• [Aim of the task] Write out the material again exactly, please, and omit the pictures.

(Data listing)

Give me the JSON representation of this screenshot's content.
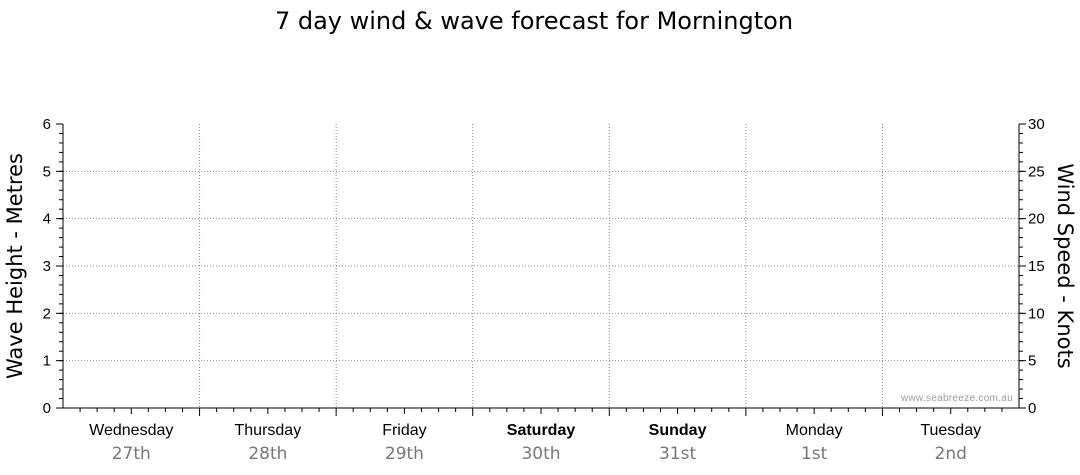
{
  "chart_data": {
    "type": "line",
    "title": "7 day wind & wave forecast for Mornington",
    "ylabel_left": "Wave Height - Metres",
    "ylabel_right": "Wind Speed - Knots",
    "ylim_left": [
      0,
      6
    ],
    "ylim_right": [
      0,
      30
    ],
    "yticks_left": [
      "0",
      "1",
      "2",
      "3",
      "4",
      "5",
      "6"
    ],
    "yticks_right": [
      "0",
      "5",
      "10",
      "15",
      "20",
      "25",
      "30"
    ],
    "grid": true,
    "days": [
      {
        "name": "Wednesday",
        "date": "27th",
        "weekend": false
      },
      {
        "name": "Thursday",
        "date": "28th",
        "weekend": false
      },
      {
        "name": "Friday",
        "date": "29th",
        "weekend": false
      },
      {
        "name": "Saturday",
        "date": "30th",
        "weekend": true
      },
      {
        "name": "Sunday",
        "date": "31st",
        "weekend": true
      },
      {
        "name": "Monday",
        "date": "1st",
        "weekend": false
      },
      {
        "name": "Tuesday",
        "date": "2nd",
        "weekend": false
      }
    ],
    "series": []
  },
  "watermark": "www.seabreeze.com.au"
}
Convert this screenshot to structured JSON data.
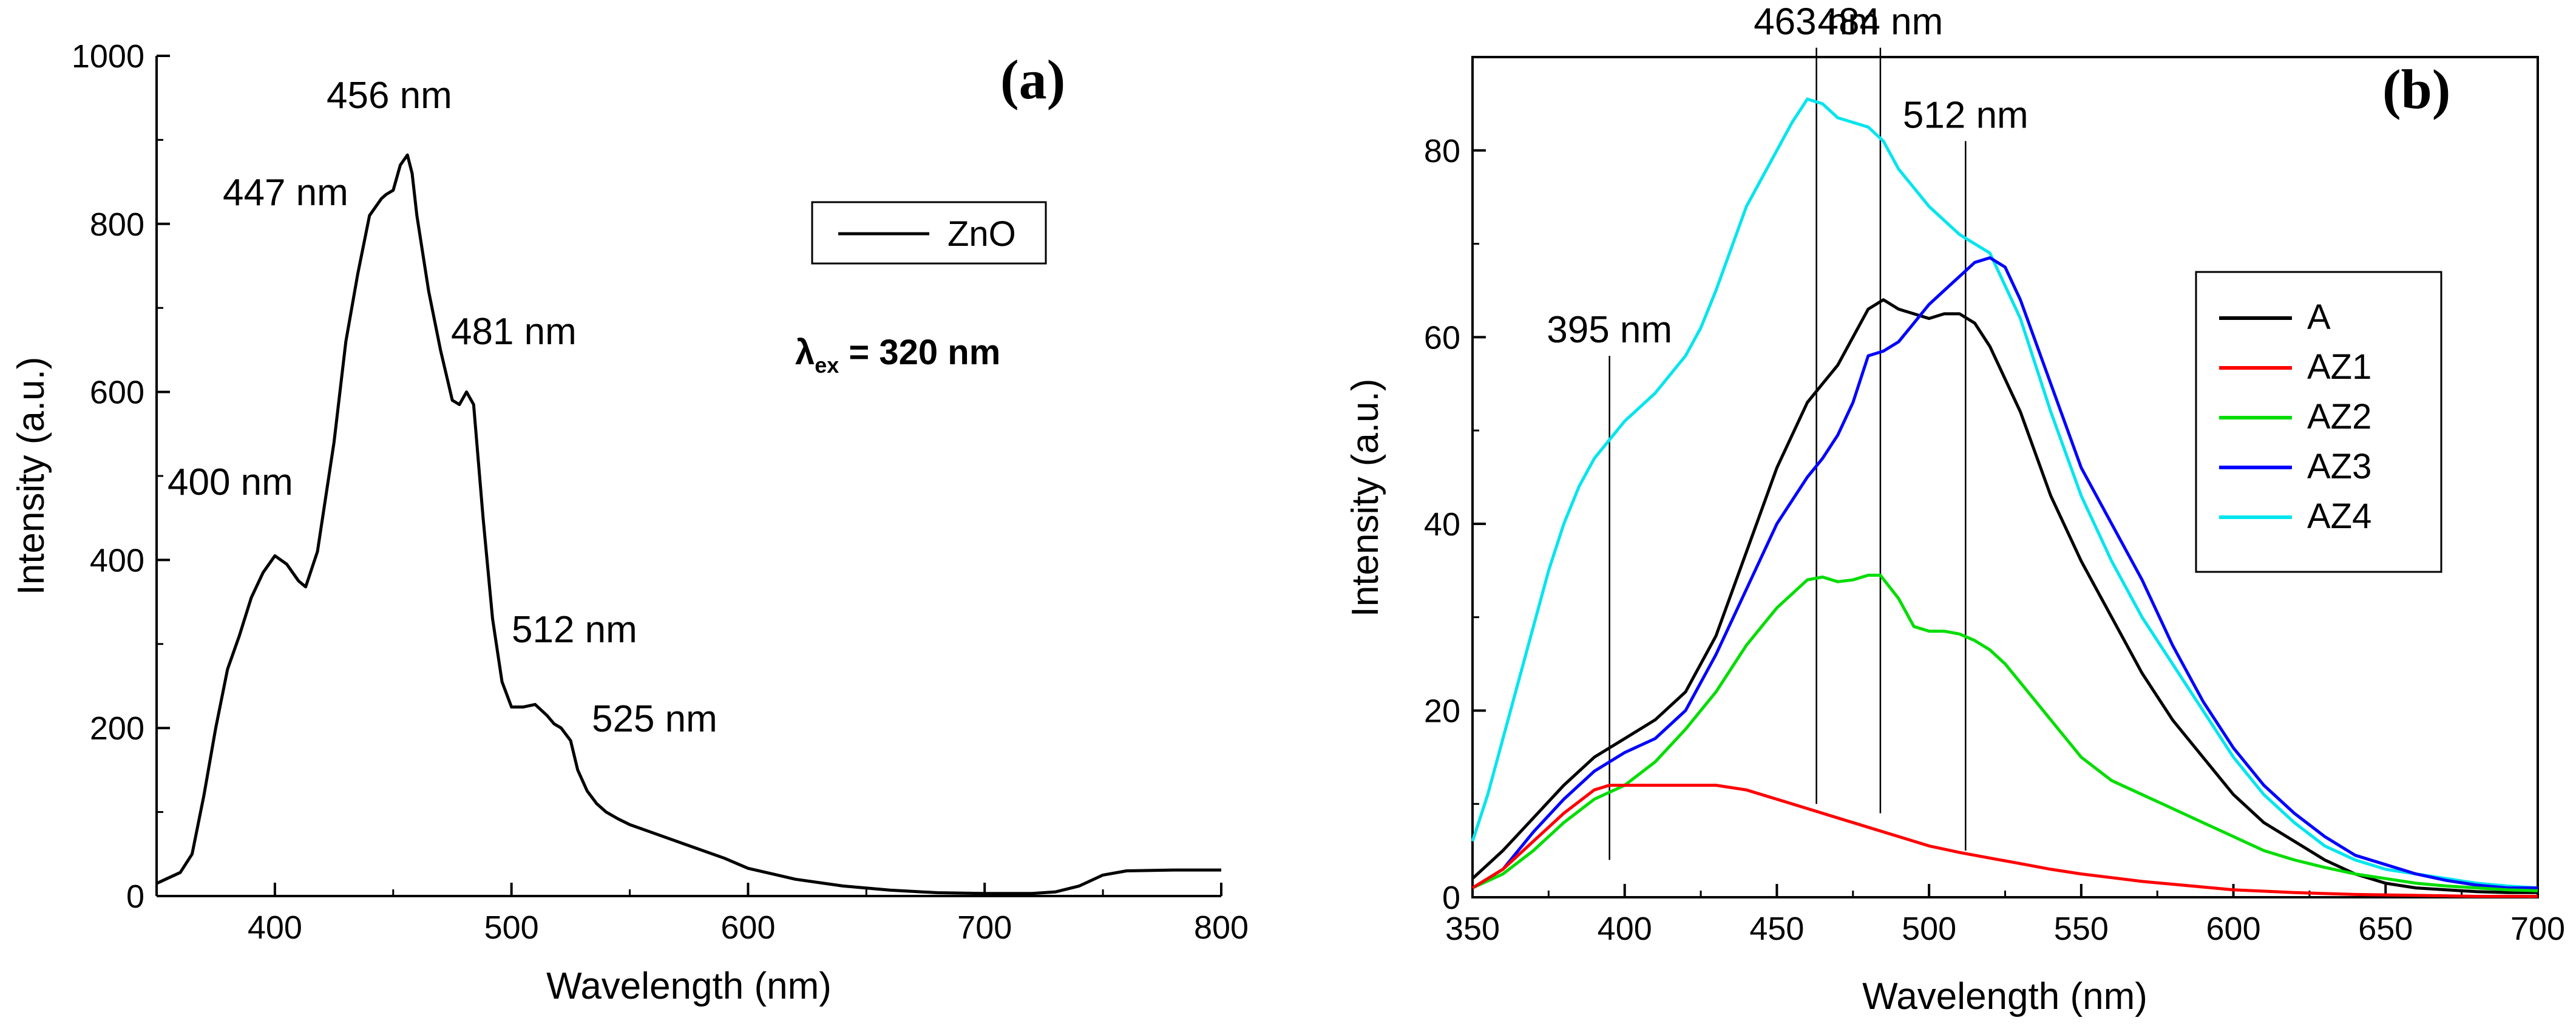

• [Response]
Give me the JSON representation of this screenshot's content.
{
  "chart_data": {
    "type": "line",
    "title": "7 day wind & wave forecast for Mornington",
    "ylabel_left": "Wave Height - Metres",
    "ylabel_right": "Wind Speed - Knots",
    "ylim_left": [
      0,
      6
    ],
    "ylim_right": [
      0,
      30
    ],
    "yticks_left": [
      "0",
      "1",
      "2",
      "3",
      "4",
      "5",
      "6"
    ],
    "yticks_right": [
      "0",
      "5",
      "10",
      "15",
      "20",
      "25",
      "30"
    ],
    "grid": true,
    "days": [
      {
        "name": "Wednesday",
        "date": "27th",
        "weekend": false
      },
      {
        "name": "Thursday",
        "date": "28th",
        "weekend": false
      },
      {
        "name": "Friday",
        "date": "29th",
        "weekend": false
      },
      {
        "name": "Saturday",
        "date": "30th",
        "weekend": true
      },
      {
        "name": "Sunday",
        "date": "31st",
        "weekend": true
      },
      {
        "name": "Monday",
        "date": "1st",
        "weekend": false
      },
      {
        "name": "Tuesday",
        "date": "2nd",
        "weekend": false
      }
    ],
    "series": []
  },
  "watermark": "www.seabreeze.com.au"
}
Convert this screenshot to structured JSON data.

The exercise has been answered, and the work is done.